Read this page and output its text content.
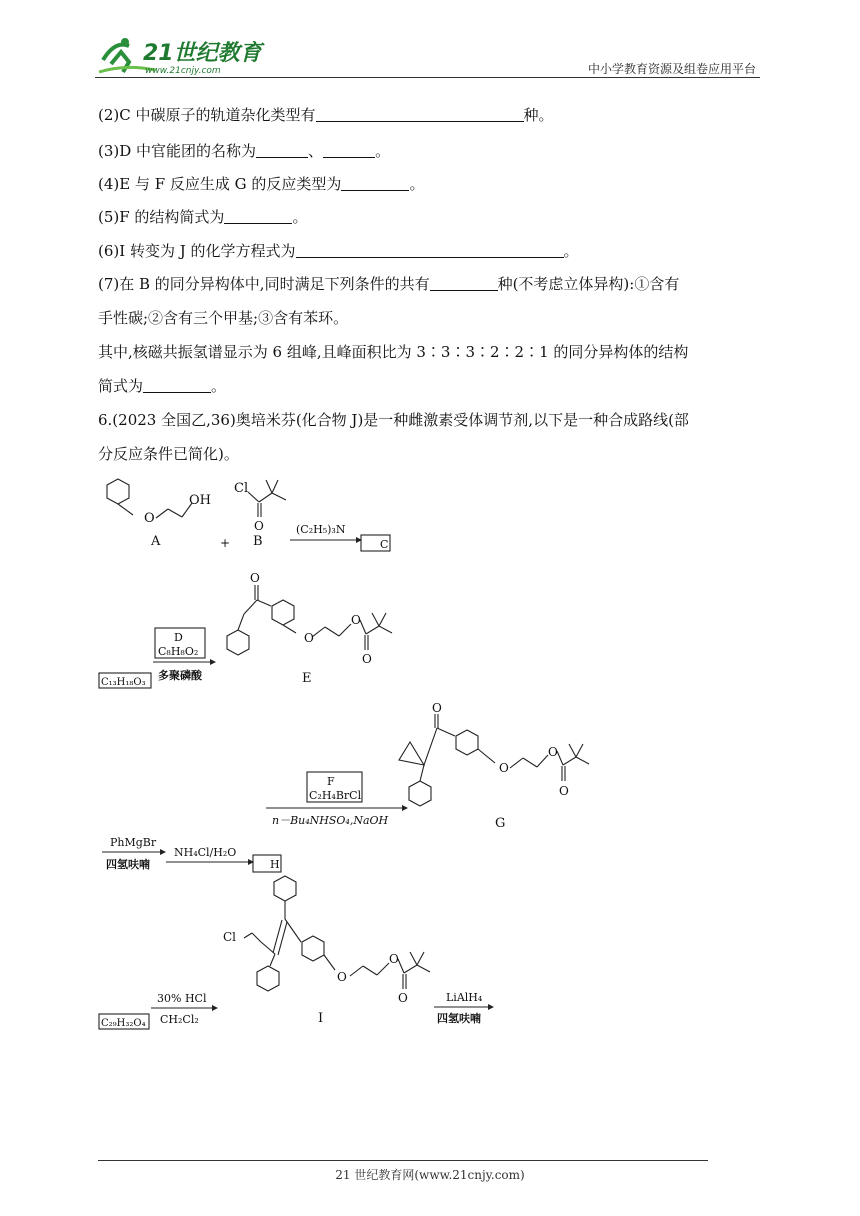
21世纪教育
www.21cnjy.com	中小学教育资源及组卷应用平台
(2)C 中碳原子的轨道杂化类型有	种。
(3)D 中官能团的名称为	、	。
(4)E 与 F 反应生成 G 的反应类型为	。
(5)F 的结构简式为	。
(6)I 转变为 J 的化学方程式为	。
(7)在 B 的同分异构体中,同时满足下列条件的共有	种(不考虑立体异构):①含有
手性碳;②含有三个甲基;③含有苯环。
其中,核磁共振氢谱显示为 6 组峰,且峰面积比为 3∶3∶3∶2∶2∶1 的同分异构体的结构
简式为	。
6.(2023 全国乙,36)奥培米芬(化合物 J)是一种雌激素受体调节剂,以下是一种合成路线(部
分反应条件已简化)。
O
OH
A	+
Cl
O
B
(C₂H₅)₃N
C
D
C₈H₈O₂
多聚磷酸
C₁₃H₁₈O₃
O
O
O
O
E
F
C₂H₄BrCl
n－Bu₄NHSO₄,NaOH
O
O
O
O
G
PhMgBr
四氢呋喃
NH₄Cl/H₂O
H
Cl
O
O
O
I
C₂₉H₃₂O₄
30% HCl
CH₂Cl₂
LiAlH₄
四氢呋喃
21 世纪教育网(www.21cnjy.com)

▬▬▬

## Required work
Quote each record exactly as it stands, minus the pictures.

## Complete output
Read this page and output its text content.
21世纪教育
www.21cnjy.com	中小学教育资源及组卷应用平台
(2)C 中碳原子的轨道杂化类型有	种。
(3)D 中官能团的名称为	、	。
(4)E 与 F 反应生成 G 的反应类型为	。
(5)F 的结构简式为	。
(6)I 转变为 J 的化学方程式为	。
(7)在 B 的同分异构体中,同时满足下列条件的共有	种(不考虑立体异构):①含有
手性碳;②含有三个甲基;③含有苯环。
其中,核磁共振氢谱显示为 6 组峰,且峰面积比为 3∶3∶3∶2∶2∶1 的同分异构体的结构
简式为	。
6.(2023 全国乙,36)奥培米芬(化合物 J)是一种雌激素受体调节剂,以下是一种合成路线(部
分反应条件已简化)。
O
OH
A	+
Cl
O
B
(C₂H₅)₃N
C
D
C₈H₈O₂
多聚磷酸
C₁₃H₁₈O₃
O
O
O
O
E
F
C₂H₄BrCl
n－Bu₄NHSO₄,NaOH
O
O
O
O
G
PhMgBr
四氢呋喃
NH₄Cl/H₂O
H
Cl
O
O
O
I
C₂₉H₃₂O₄
30% HCl
CH₂Cl₂
LiAlH₄
四氢呋喃
21 世纪教育网(www.21cnjy.com)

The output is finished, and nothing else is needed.